> Task description
Reproduce the listing below without changes, except that pictures are left out.

> Records to process
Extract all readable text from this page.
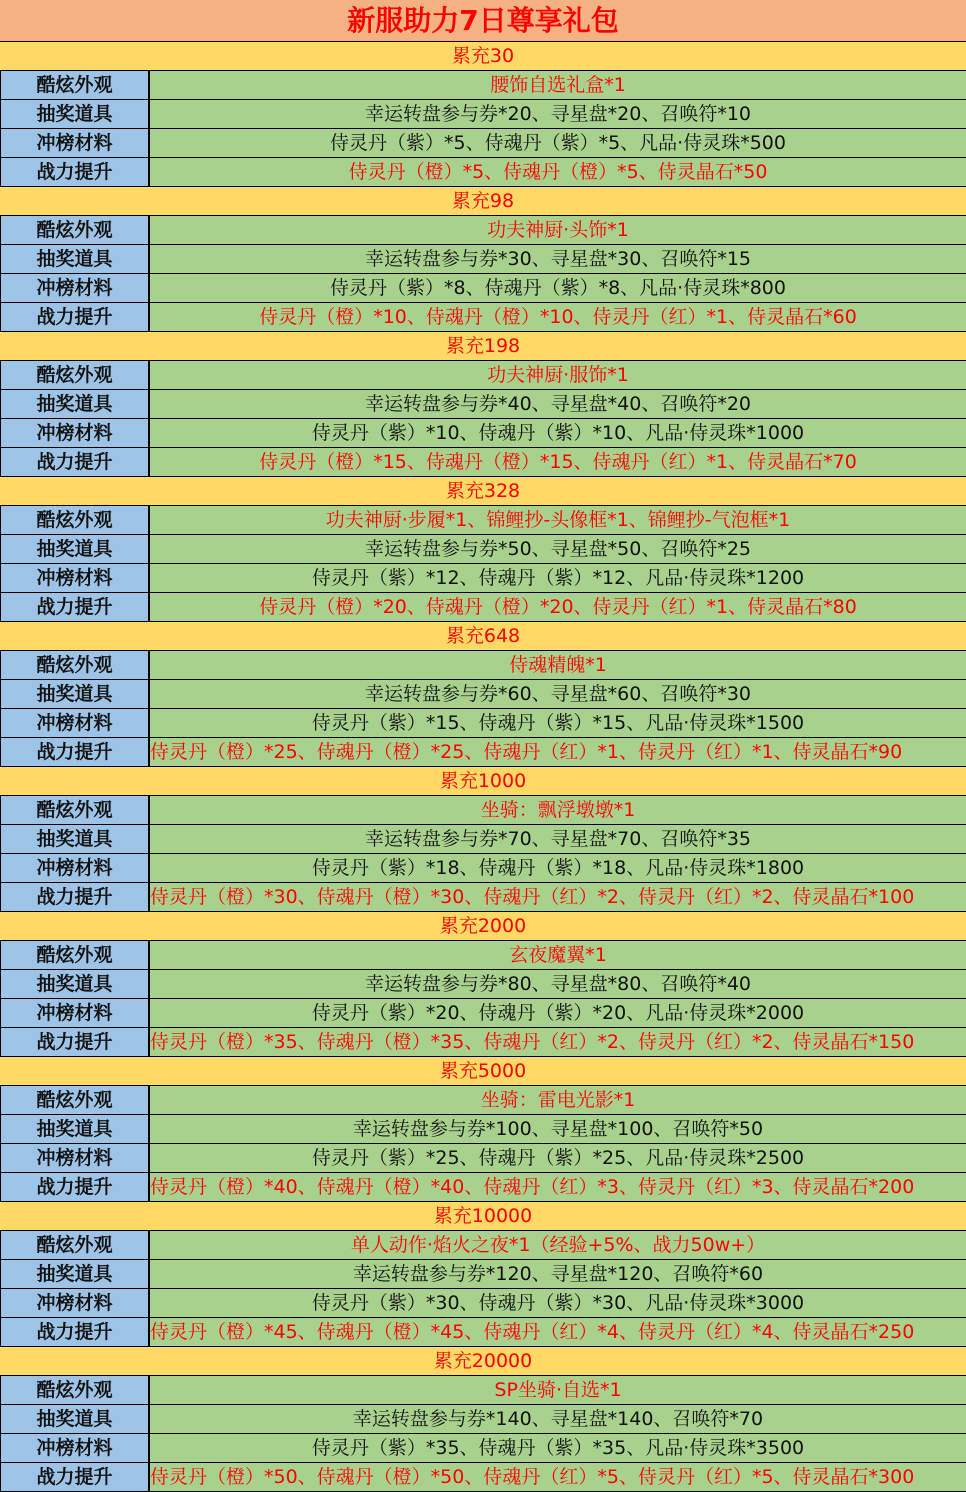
新服助力7日尊享礼包
累充30
酷炫外观	腰饰自选礼盒*1
抽奖道具	幸运转盘参与券*20、寻星盘*20、召唤符*10
冲榜材料	侍灵丹（紫）*5、侍魂丹（紫）*5、凡品·侍灵珠*500
战力提升	侍灵丹（橙）*5、侍魂丹（橙）*5、侍灵晶石*50
累充98
酷炫外观	功夫神厨·头饰*1
抽奖道具	幸运转盘参与券*30、寻星盘*30、召唤符*15
冲榜材料	侍灵丹（紫）*8、侍魂丹（紫）*8、凡品·侍灵珠*800
战力提升	侍灵丹（橙）*10、侍魂丹（橙）*10、侍灵丹（红）*1、侍灵晶石*60
累充198
酷炫外观	功夫神厨·服饰*1
抽奖道具	幸运转盘参与券*40、寻星盘*40、召唤符*20
冲榜材料	侍灵丹（紫）*10、侍魂丹（紫）*10、凡品·侍灵珠*1000
战力提升	侍灵丹（橙）*15、侍魂丹（橙）*15、侍魂丹（红）*1、侍灵晶石*70
累充328
酷炫外观	功夫神厨·步履*1、锦鲤抄-头像框*1、锦鲤抄-气泡框*1
抽奖道具	幸运转盘参与券*50、寻星盘*50、召唤符*25
冲榜材料	侍灵丹（紫）*12、侍魂丹（紫）*12、凡品·侍灵珠*1200
战力提升	侍灵丹（橙）*20、侍魂丹（橙）*20、侍灵丹（红）*1、侍灵晶石*80
累充648
酷炫外观	侍魂精魄*1
抽奖道具	幸运转盘参与券*60、寻星盘*60、召唤符*30
冲榜材料	侍灵丹（紫）*15、侍魂丹（紫）*15、凡品·侍灵珠*1500
战力提升	侍灵丹（橙）*25、侍魂丹（橙）*25、侍魂丹（红）*1、侍灵丹（红）*1、侍灵晶石*90
累充1000
酷炫外观	坐骑：飘浮墩墩*1
抽奖道具	幸运转盘参与券*70、寻星盘*70、召唤符*35
冲榜材料	侍灵丹（紫）*18、侍魂丹（紫）*18、凡品·侍灵珠*1800
战力提升	侍灵丹（橙）*30、侍魂丹（橙）*30、侍魂丹（红）*2、侍灵丹（红）*2、侍灵晶石*100
累充2000
酷炫外观	玄夜魔翼*1
抽奖道具	幸运转盘参与券*80、寻星盘*80、召唤符*40
冲榜材料	侍灵丹（紫）*20、侍魂丹（紫）*20、凡品·侍灵珠*2000
战力提升	侍灵丹（橙）*35、侍魂丹（橙）*35、侍魂丹（红）*2、侍灵丹（红）*2、侍灵晶石*150
累充5000
酷炫外观	坐骑：雷电光影*1
抽奖道具	幸运转盘参与券*100、寻星盘*100、召唤符*50
冲榜材料	侍灵丹（紫）*25、侍魂丹（紫）*25、凡品·侍灵珠*2500
战力提升	侍灵丹（橙）*40、侍魂丹（橙）*40、侍魂丹（红）*3、侍灵丹（红）*3、侍灵晶石*200
累充10000
酷炫外观	单人动作·焰火之夜*1（经验+5%、战力50w+）
抽奖道具	幸运转盘参与券*120、寻星盘*120、召唤符*60
冲榜材料	侍灵丹（紫）*30、侍魂丹（紫）*30、凡品·侍灵珠*3000
战力提升	侍灵丹（橙）*45、侍魂丹（橙）*45、侍魂丹（红）*4、侍灵丹（红）*4、侍灵晶石*250
累充20000
酷炫外观	SP坐骑·自选*1
抽奖道具	幸运转盘参与券*140、寻星盘*140、召唤符*70
冲榜材料	侍灵丹（紫）*35、侍魂丹（紫）*35、凡品·侍灵珠*3500
战力提升	侍灵丹（橙）*50、侍魂丹（橙）*50、侍魂丹（红）*5、侍灵丹（红）*5、侍灵晶石*300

> Answer
Extract all readable text from this page.
新服助力7日尊享礼包
累充30
酷炫外观	腰饰自选礼盒*1
抽奖道具	幸运转盘参与券*20、寻星盘*20、召唤符*10
冲榜材料	侍灵丹（紫）*5、侍魂丹（紫）*5、凡品·侍灵珠*500
战力提升	侍灵丹（橙）*5、侍魂丹（橙）*5、侍灵晶石*50
累充98
酷炫外观	功夫神厨·头饰*1
抽奖道具	幸运转盘参与券*30、寻星盘*30、召唤符*15
冲榜材料	侍灵丹（紫）*8、侍魂丹（紫）*8、凡品·侍灵珠*800
战力提升	侍灵丹（橙）*10、侍魂丹（橙）*10、侍灵丹（红）*1、侍灵晶石*60
累充198
酷炫外观	功夫神厨·服饰*1
抽奖道具	幸运转盘参与券*40、寻星盘*40、召唤符*20
冲榜材料	侍灵丹（紫）*10、侍魂丹（紫）*10、凡品·侍灵珠*1000
战力提升	侍灵丹（橙）*15、侍魂丹（橙）*15、侍魂丹（红）*1、侍灵晶石*70
累充328
酷炫外观	功夫神厨·步履*1、锦鲤抄-头像框*1、锦鲤抄-气泡框*1
抽奖道具	幸运转盘参与券*50、寻星盘*50、召唤符*25
冲榜材料	侍灵丹（紫）*12、侍魂丹（紫）*12、凡品·侍灵珠*1200
战力提升	侍灵丹（橙）*20、侍魂丹（橙）*20、侍灵丹（红）*1、侍灵晶石*80
累充648
酷炫外观	侍魂精魄*1
抽奖道具	幸运转盘参与券*60、寻星盘*60、召唤符*30
冲榜材料	侍灵丹（紫）*15、侍魂丹（紫）*15、凡品·侍灵珠*1500
战力提升	侍灵丹（橙）*25、侍魂丹（橙）*25、侍魂丹（红）*1、侍灵丹（红）*1、侍灵晶石*90
累充1000
酷炫外观	坐骑：飘浮墩墩*1
抽奖道具	幸运转盘参与券*70、寻星盘*70、召唤符*35
冲榜材料	侍灵丹（紫）*18、侍魂丹（紫）*18、凡品·侍灵珠*1800
战力提升	侍灵丹（橙）*30、侍魂丹（橙）*30、侍魂丹（红）*2、侍灵丹（红）*2、侍灵晶石*100
累充2000
酷炫外观	玄夜魔翼*1
抽奖道具	幸运转盘参与券*80、寻星盘*80、召唤符*40
冲榜材料	侍灵丹（紫）*20、侍魂丹（紫）*20、凡品·侍灵珠*2000
战力提升	侍灵丹（橙）*35、侍魂丹（橙）*35、侍魂丹（红）*2、侍灵丹（红）*2、侍灵晶石*150
累充5000
酷炫外观	坐骑：雷电光影*1
抽奖道具	幸运转盘参与券*100、寻星盘*100、召唤符*50
冲榜材料	侍灵丹（紫）*25、侍魂丹（紫）*25、凡品·侍灵珠*2500
战力提升	侍灵丹（橙）*40、侍魂丹（橙）*40、侍魂丹（红）*3、侍灵丹（红）*3、侍灵晶石*200
累充10000
酷炫外观	单人动作·焰火之夜*1（经验+5%、战力50w+）
抽奖道具	幸运转盘参与券*120、寻星盘*120、召唤符*60
冲榜材料	侍灵丹（紫）*30、侍魂丹（紫）*30、凡品·侍灵珠*3000
战力提升	侍灵丹（橙）*45、侍魂丹（橙）*45、侍魂丹（红）*4、侍灵丹（红）*4、侍灵晶石*250
累充20000
酷炫外观	SP坐骑·自选*1
抽奖道具	幸运转盘参与券*140、寻星盘*140、召唤符*70
冲榜材料	侍灵丹（紫）*35、侍魂丹（紫）*35、凡品·侍灵珠*3500
战力提升	侍灵丹（橙）*50、侍魂丹（橙）*50、侍魂丹（红）*5、侍灵丹（红）*5、侍灵晶石*300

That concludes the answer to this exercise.